Description of the task:
Write out the whole listing again, exactly.

Exercise inputs:
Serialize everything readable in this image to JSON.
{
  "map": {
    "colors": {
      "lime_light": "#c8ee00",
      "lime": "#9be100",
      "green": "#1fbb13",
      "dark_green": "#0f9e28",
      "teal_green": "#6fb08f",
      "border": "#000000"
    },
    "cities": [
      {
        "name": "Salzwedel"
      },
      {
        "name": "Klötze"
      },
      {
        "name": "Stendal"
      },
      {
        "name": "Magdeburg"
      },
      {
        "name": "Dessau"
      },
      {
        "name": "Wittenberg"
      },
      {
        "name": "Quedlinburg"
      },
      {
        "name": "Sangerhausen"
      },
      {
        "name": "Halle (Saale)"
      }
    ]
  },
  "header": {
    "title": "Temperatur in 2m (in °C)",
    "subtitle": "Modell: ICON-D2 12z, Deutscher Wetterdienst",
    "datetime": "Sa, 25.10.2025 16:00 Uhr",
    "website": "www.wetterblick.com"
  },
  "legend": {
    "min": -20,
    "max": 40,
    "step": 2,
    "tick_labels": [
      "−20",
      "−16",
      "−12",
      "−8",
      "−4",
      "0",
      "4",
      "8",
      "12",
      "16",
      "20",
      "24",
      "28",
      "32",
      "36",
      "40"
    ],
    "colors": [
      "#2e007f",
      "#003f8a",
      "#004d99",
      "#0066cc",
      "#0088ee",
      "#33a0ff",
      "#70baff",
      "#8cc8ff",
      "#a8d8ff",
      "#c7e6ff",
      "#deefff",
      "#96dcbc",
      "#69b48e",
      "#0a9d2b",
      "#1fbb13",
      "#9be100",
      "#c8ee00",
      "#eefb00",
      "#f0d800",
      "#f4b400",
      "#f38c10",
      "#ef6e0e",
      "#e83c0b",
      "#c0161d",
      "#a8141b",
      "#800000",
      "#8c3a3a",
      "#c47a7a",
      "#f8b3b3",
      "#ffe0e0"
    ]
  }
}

Response to the task:
Serialize everything readable in this image to JSON.
{
  "map": {
    "colors": {
      "lime_light": "#c8ee00",
      "lime": "#9be100",
      "green": "#1fbb13",
      "dark_green": "#0f9e28",
      "teal_green": "#6fb08f",
      "border": "#000000"
    },
    "cities": [
      {
        "name": "Salzwedel"
      },
      {
        "name": "Klötze"
      },
      {
        "name": "Stendal"
      },
      {
        "name": "Magdeburg"
      },
      {
        "name": "Dessau"
      },
      {
        "name": "Wittenberg"
      },
      {
        "name": "Quedlinburg"
      },
      {
        "name": "Sangerhausen"
      },
      {
        "name": "Halle (Saale)"
      }
    ]
  },
  "header": {
    "title": "Temperatur in 2m (in °C)",
    "subtitle": "Modell: ICON-D2 12z, Deutscher Wetterdienst",
    "datetime": "Sa, 25.10.2025 16:00 Uhr",
    "website": "www.wetterblick.com"
  },
  "legend": {
    "min": -20,
    "max": 40,
    "step": 2,
    "tick_labels": [
      "−20",
      "−16",
      "−12",
      "−8",
      "−4",
      "0",
      "4",
      "8",
      "12",
      "16",
      "20",
      "24",
      "28",
      "32",
      "36",
      "40"
    ],
    "colors": [
      "#2e007f",
      "#003f8a",
      "#004d99",
      "#0066cc",
      "#0088ee",
      "#33a0ff",
      "#70baff",
      "#8cc8ff",
      "#a8d8ff",
      "#c7e6ff",
      "#deefff",
      "#96dcbc",
      "#69b48e",
      "#0a9d2b",
      "#1fbb13",
      "#9be100",
      "#c8ee00",
      "#eefb00",
      "#f0d800",
      "#f4b400",
      "#f38c10",
      "#ef6e0e",
      "#e83c0b",
      "#c0161d",
      "#a8141b",
      "#800000",
      "#8c3a3a",
      "#c47a7a",
      "#f8b3b3",
      "#ffe0e0"
    ]
  }
}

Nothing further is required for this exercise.